■ EXERCISE INSTRUCTIONS
Write out the material exactly, without any of its pictures.

═════ MATERIAL FOR THE TASK

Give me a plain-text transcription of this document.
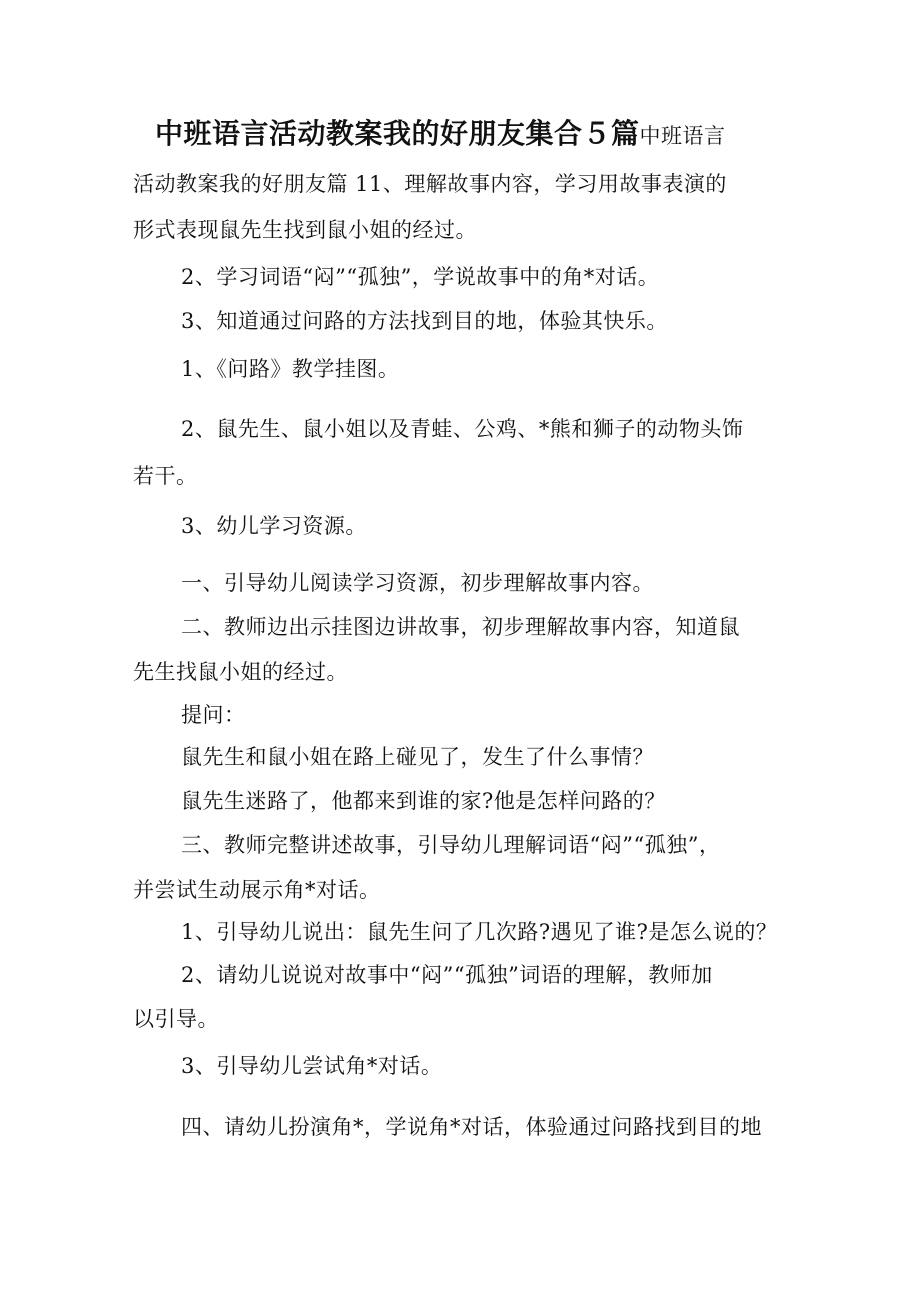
中班语言活动教案我的好朋友集合５篇中班语言
活动教案我的好朋友篇 11、理解故事内容，学习用故事表演的
形式表现鼠先生找到鼠小姐的经过。
2、学习词语“闷”“孤独”，学说故事中的角*对话。
3、知道通过问路的方法找到目的地，体验其快乐。
1、《问路》教学挂图。
2、鼠先生、鼠小姐以及青蛙、公鸡、*熊和狮子的动物头饰
若干。
3、幼儿学习资源。
一、引导幼儿阅读学习资源，初步理解故事内容。
二、教师边出示挂图边讲故事，初步理解故事内容，知道鼠
先生找鼠小姐的经过。
提问：
鼠先生和鼠小姐在路上碰见了，发生了什么事情？
鼠先生迷路了，他都来到谁的家?他是怎样问路的？
三、教师完整讲述故事，引导幼儿理解词语“闷”“孤独”，
并尝试生动展示角*对话。
1、引导幼儿说出：鼠先生问了几次路?遇见了谁?是怎么说的？
2、请幼儿说说对故事中“闷”“孤独”词语的理解，教师加
以引导。
3、引导幼儿尝试角*对话。
四、请幼儿扮演角*，学说角*对话，体验通过问路找到目的地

══════════

■ RESPONSE TO THIS EXERCISE
Give me a plain-text transcription of this document.
中班语言活动教案我的好朋友集合５篇中班语言
活动教案我的好朋友篇 11、理解故事内容，学习用故事表演的
形式表现鼠先生找到鼠小姐的经过。
2、学习词语“闷”“孤独”，学说故事中的角*对话。
3、知道通过问路的方法找到目的地，体验其快乐。
1、《问路》教学挂图。
2、鼠先生、鼠小姐以及青蛙、公鸡、*熊和狮子的动物头饰
若干。
3、幼儿学习资源。
一、引导幼儿阅读学习资源，初步理解故事内容。
二、教师边出示挂图边讲故事，初步理解故事内容，知道鼠
先生找鼠小姐的经过。
提问：
鼠先生和鼠小姐在路上碰见了，发生了什么事情？
鼠先生迷路了，他都来到谁的家?他是怎样问路的？
三、教师完整讲述故事，引导幼儿理解词语“闷”“孤独”，
并尝试生动展示角*对话。
1、引导幼儿说出：鼠先生问了几次路?遇见了谁?是怎么说的？
2、请幼儿说说对故事中“闷”“孤独”词语的理解，教师加
以引导。
3、引导幼儿尝试角*对话。
四、请幼儿扮演角*，学说角*对话，体验通过问路找到目的地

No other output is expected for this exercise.